(Dataset records)
====

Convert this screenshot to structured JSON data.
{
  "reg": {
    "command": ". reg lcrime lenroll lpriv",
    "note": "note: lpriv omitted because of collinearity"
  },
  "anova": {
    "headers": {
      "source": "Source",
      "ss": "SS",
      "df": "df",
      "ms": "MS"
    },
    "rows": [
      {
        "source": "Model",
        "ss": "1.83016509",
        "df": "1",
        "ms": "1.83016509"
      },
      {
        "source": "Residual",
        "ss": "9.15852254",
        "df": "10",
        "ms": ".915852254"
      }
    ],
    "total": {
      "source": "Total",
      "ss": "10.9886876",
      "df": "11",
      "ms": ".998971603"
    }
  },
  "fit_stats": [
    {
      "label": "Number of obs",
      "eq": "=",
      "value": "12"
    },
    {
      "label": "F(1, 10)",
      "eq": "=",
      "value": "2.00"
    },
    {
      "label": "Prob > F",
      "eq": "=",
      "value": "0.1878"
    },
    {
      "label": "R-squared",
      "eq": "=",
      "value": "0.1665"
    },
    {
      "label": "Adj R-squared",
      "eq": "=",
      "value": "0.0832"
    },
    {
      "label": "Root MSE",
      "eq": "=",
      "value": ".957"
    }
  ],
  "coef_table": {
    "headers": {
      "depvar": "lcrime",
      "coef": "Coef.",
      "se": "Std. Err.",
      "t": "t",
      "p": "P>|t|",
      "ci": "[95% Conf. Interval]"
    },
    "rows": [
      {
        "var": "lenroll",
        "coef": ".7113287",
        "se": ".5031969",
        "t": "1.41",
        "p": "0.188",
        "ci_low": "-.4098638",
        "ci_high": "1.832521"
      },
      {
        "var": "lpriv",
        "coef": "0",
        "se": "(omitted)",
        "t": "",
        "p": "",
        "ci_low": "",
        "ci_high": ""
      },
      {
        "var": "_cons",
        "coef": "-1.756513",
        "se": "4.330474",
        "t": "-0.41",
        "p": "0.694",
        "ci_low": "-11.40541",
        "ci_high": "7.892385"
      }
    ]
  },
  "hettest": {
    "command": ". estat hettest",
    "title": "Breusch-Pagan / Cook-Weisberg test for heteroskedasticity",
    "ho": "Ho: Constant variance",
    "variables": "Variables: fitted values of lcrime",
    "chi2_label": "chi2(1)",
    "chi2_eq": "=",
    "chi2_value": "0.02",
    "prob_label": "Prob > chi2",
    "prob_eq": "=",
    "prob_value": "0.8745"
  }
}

====

The task -
For each line of the listing that holds the word "omitted", show that line.

Output for this task -
    "note": "note: lpriv omitted because of collinearity"
        "se": "(omitted)",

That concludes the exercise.